■ **Exercise input**
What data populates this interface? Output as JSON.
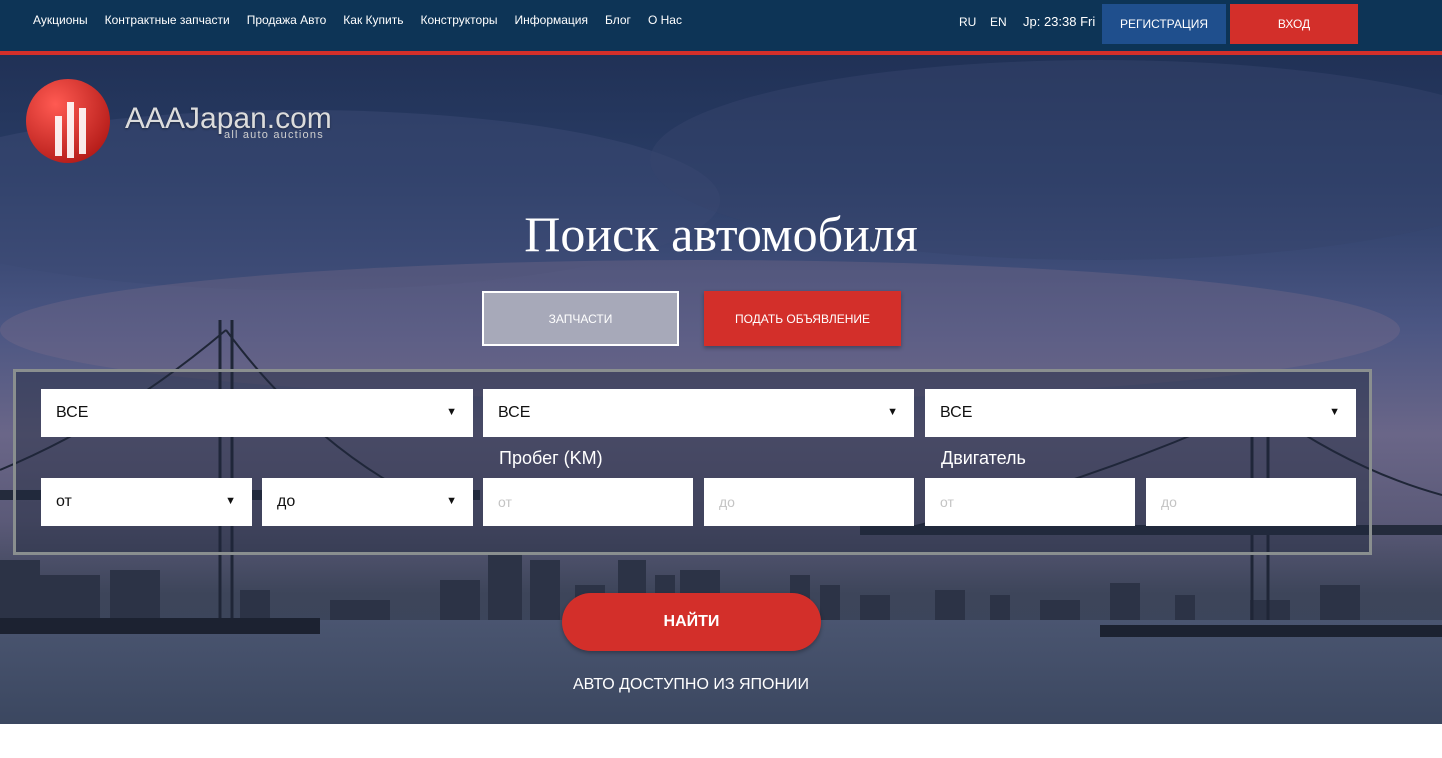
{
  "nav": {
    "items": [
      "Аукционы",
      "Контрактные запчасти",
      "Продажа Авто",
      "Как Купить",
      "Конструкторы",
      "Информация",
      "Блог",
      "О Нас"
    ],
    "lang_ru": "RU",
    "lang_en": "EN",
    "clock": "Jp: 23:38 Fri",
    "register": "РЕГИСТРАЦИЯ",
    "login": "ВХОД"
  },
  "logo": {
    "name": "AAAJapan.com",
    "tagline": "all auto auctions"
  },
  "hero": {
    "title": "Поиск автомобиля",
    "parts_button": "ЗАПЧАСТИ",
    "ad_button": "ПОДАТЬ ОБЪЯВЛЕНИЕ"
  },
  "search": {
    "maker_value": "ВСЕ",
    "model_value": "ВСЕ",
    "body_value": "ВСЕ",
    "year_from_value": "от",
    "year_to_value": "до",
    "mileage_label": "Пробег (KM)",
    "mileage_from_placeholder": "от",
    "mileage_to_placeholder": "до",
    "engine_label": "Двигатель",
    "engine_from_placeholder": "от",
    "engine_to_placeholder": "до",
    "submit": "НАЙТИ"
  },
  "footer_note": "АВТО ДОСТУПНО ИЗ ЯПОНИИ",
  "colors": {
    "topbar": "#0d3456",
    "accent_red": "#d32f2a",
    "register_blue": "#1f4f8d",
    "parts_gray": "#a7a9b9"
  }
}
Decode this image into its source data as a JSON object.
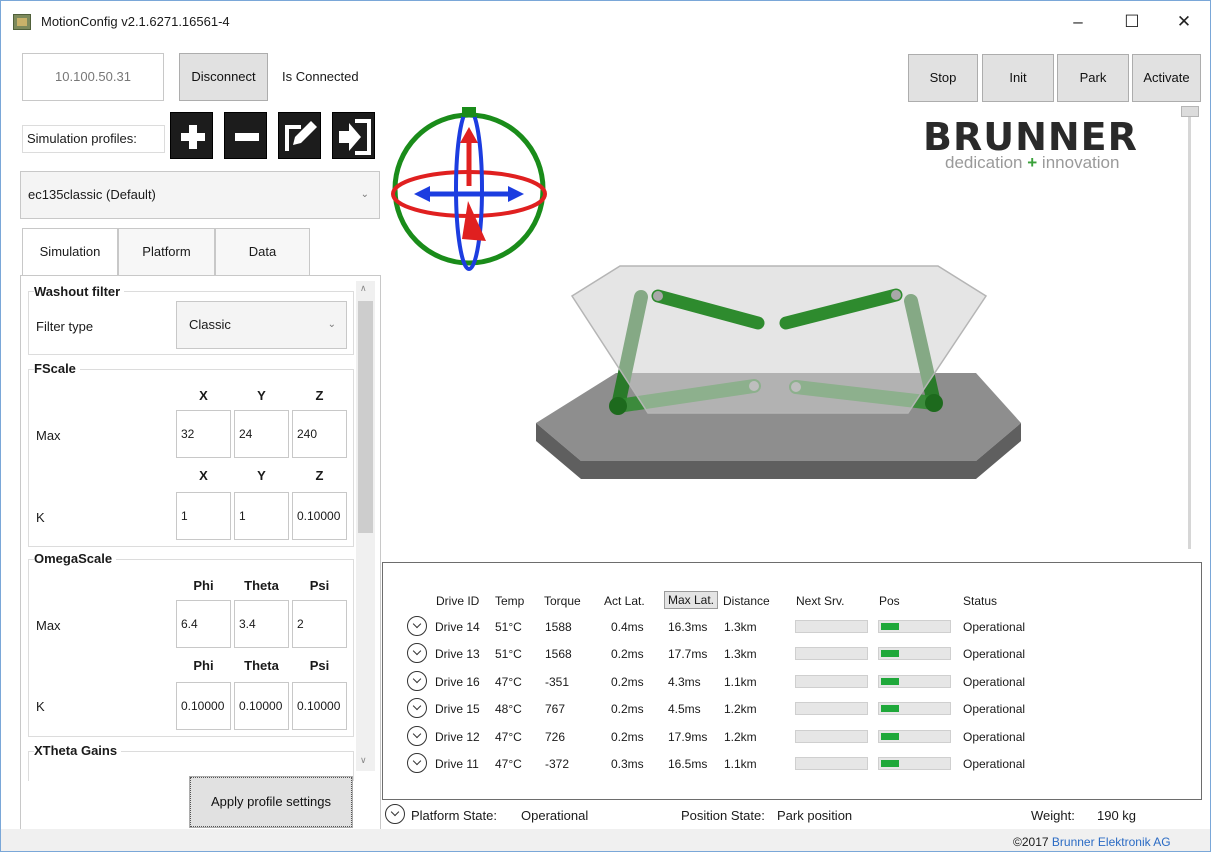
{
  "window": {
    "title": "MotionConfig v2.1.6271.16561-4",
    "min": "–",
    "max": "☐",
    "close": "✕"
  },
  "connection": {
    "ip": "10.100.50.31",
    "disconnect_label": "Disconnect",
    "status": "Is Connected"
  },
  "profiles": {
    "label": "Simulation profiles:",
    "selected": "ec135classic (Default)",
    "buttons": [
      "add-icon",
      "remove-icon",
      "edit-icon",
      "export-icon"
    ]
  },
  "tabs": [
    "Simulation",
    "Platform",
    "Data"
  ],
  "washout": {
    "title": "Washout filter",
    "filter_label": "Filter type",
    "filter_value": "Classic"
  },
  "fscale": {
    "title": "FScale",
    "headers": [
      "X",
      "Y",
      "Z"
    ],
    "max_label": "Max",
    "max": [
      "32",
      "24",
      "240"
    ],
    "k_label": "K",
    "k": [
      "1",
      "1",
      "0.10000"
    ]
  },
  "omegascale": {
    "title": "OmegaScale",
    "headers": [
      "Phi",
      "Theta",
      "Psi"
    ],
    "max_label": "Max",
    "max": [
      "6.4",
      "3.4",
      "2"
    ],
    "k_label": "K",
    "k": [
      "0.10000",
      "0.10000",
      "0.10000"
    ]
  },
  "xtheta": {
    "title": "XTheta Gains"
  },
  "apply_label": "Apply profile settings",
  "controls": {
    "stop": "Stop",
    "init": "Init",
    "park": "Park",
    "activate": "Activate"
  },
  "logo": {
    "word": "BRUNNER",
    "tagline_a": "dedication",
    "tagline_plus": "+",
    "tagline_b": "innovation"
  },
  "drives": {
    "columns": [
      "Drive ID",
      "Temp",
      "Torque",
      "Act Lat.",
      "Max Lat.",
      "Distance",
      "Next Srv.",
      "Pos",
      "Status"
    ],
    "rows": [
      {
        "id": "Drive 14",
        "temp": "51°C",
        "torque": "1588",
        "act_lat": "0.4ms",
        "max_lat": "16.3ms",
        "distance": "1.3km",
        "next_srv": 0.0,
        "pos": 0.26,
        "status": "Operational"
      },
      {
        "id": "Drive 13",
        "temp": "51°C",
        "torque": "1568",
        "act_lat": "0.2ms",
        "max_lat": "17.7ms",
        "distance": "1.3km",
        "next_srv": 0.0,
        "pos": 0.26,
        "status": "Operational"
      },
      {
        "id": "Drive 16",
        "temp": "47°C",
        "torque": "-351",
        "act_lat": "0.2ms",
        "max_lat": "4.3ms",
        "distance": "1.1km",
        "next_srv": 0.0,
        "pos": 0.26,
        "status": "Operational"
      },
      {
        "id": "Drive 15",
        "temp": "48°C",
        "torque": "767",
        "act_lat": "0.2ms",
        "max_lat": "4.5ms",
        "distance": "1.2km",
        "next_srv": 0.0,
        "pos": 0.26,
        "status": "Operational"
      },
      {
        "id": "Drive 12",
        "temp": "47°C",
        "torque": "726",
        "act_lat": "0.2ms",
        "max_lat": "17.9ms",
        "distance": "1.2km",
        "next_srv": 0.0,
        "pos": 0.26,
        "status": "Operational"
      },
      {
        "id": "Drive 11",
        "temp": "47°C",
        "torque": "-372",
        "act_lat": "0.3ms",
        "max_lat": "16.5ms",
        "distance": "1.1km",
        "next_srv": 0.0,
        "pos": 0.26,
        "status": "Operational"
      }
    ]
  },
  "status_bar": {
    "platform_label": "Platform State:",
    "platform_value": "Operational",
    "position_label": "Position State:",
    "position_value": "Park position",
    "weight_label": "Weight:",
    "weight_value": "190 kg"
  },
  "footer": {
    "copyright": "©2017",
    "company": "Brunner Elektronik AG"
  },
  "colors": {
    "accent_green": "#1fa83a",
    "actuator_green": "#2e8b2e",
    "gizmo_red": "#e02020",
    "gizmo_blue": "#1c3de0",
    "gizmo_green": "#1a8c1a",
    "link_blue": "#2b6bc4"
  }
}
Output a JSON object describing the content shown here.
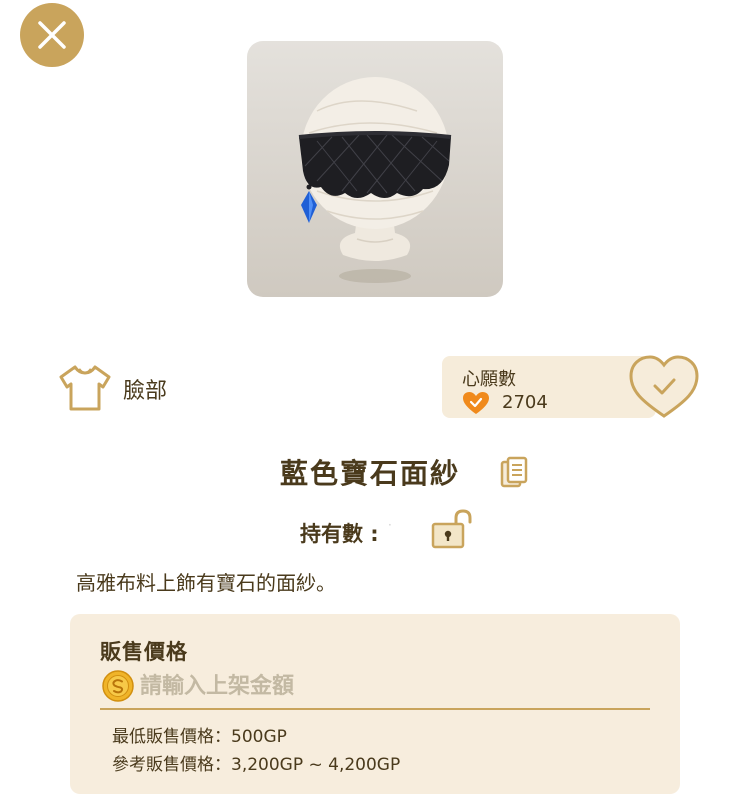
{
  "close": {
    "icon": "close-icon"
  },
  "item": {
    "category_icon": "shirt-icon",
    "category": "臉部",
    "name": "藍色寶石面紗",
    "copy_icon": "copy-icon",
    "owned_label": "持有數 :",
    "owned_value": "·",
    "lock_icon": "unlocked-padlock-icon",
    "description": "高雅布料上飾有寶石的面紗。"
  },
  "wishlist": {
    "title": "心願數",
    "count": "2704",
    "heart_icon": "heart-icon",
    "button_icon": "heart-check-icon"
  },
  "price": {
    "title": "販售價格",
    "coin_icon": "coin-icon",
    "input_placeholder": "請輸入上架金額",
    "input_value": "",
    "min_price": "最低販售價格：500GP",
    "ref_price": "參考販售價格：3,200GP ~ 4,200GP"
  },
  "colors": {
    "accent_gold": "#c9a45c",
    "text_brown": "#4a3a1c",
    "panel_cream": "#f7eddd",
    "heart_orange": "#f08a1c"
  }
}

■ **Short problem**
Every line from the one containing "Output a JSON" through the end of the listing is to be copied exactly; the pictures are not.

■ **Exercise answer**
Output a JSON object describing the content shown here.
{
  "close": {
    "icon": "close-icon"
  },
  "item": {
    "category_icon": "shirt-icon",
    "category": "臉部",
    "name": "藍色寶石面紗",
    "copy_icon": "copy-icon",
    "owned_label": "持有數 :",
    "owned_value": "·",
    "lock_icon": "unlocked-padlock-icon",
    "description": "高雅布料上飾有寶石的面紗。"
  },
  "wishlist": {
    "title": "心願數",
    "count": "2704",
    "heart_icon": "heart-icon",
    "button_icon": "heart-check-icon"
  },
  "price": {
    "title": "販售價格",
    "coin_icon": "coin-icon",
    "input_placeholder": "請輸入上架金額",
    "input_value": "",
    "min_price": "最低販售價格：500GP",
    "ref_price": "參考販售價格：3,200GP ~ 4,200GP"
  },
  "colors": {
    "accent_gold": "#c9a45c",
    "text_brown": "#4a3a1c",
    "panel_cream": "#f7eddd",
    "heart_orange": "#f08a1c"
  }
}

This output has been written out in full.